* What is being asked *
Transcribe the records below exactly.

[Data records]
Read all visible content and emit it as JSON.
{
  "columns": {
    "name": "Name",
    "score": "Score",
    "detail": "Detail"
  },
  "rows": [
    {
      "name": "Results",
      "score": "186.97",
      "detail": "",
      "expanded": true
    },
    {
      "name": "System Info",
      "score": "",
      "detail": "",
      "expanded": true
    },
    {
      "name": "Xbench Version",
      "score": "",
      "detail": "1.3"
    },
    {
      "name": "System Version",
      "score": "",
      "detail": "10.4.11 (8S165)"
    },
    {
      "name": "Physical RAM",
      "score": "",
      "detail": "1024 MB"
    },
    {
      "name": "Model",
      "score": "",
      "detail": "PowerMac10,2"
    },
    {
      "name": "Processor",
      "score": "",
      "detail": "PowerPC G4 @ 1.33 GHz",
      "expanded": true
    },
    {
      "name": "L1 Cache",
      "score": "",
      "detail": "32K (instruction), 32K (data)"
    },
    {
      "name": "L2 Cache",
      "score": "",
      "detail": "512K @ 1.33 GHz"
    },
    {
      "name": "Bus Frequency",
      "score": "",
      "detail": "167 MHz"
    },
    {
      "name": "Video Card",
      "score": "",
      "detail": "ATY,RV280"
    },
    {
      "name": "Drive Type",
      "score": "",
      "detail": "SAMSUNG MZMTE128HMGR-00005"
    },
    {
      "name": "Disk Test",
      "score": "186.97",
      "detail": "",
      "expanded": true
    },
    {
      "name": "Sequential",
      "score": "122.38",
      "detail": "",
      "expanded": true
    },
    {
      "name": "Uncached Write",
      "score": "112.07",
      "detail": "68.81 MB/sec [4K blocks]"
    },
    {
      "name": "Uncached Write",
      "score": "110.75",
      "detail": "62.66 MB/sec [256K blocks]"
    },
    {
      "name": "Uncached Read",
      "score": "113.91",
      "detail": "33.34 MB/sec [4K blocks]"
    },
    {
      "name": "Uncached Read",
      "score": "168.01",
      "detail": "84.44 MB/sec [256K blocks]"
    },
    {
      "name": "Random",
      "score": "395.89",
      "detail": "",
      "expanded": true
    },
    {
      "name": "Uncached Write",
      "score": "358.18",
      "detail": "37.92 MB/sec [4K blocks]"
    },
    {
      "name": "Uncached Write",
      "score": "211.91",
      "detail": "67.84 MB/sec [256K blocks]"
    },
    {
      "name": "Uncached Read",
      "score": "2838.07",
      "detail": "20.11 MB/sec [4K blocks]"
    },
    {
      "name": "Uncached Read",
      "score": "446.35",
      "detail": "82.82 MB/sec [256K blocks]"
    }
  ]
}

* Answer below *
Read all visible content and emit it as JSON.
{
  "columns": {
    "name": "Name",
    "score": "Score",
    "detail": "Detail"
  },
  "rows": [
    {
      "name": "Results",
      "score": "186.97",
      "detail": "",
      "expanded": true
    },
    {
      "name": "System Info",
      "score": "",
      "detail": "",
      "expanded": true
    },
    {
      "name": "Xbench Version",
      "score": "",
      "detail": "1.3"
    },
    {
      "name": "System Version",
      "score": "",
      "detail": "10.4.11 (8S165)"
    },
    {
      "name": "Physical RAM",
      "score": "",
      "detail": "1024 MB"
    },
    {
      "name": "Model",
      "score": "",
      "detail": "PowerMac10,2"
    },
    {
      "name": "Processor",
      "score": "",
      "detail": "PowerPC G4 @ 1.33 GHz",
      "expanded": true
    },
    {
      "name": "L1 Cache",
      "score": "",
      "detail": "32K (instruction), 32K (data)"
    },
    {
      "name": "L2 Cache",
      "score": "",
      "detail": "512K @ 1.33 GHz"
    },
    {
      "name": "Bus Frequency",
      "score": "",
      "detail": "167 MHz"
    },
    {
      "name": "Video Card",
      "score": "",
      "detail": "ATY,RV280"
    },
    {
      "name": "Drive Type",
      "score": "",
      "detail": "SAMSUNG MZMTE128HMGR-00005"
    },
    {
      "name": "Disk Test",
      "score": "186.97",
      "detail": "",
      "expanded": true
    },
    {
      "name": "Sequential",
      "score": "122.38",
      "detail": "",
      "expanded": true
    },
    {
      "name": "Uncached Write",
      "score": "112.07",
      "detail": "68.81 MB/sec [4K blocks]"
    },
    {
      "name": "Uncached Write",
      "score": "110.75",
      "detail": "62.66 MB/sec [256K blocks]"
    },
    {
      "name": "Uncached Read",
      "score": "113.91",
      "detail": "33.34 MB/sec [4K blocks]"
    },
    {
      "name": "Uncached Read",
      "score": "168.01",
      "detail": "84.44 MB/sec [256K blocks]"
    },
    {
      "name": "Random",
      "score": "395.89",
      "detail": "",
      "expanded": true
    },
    {
      "name": "Uncached Write",
      "score": "358.18",
      "detail": "37.92 MB/sec [4K blocks]"
    },
    {
      "name": "Uncached Write",
      "score": "211.91",
      "detail": "67.84 MB/sec [256K blocks]"
    },
    {
      "name": "Uncached Read",
      "score": "2838.07",
      "detail": "20.11 MB/sec [4K blocks]"
    },
    {
      "name": "Uncached Read",
      "score": "446.35",
      "detail": "82.82 MB/sec [256K blocks]"
    }
  ]
}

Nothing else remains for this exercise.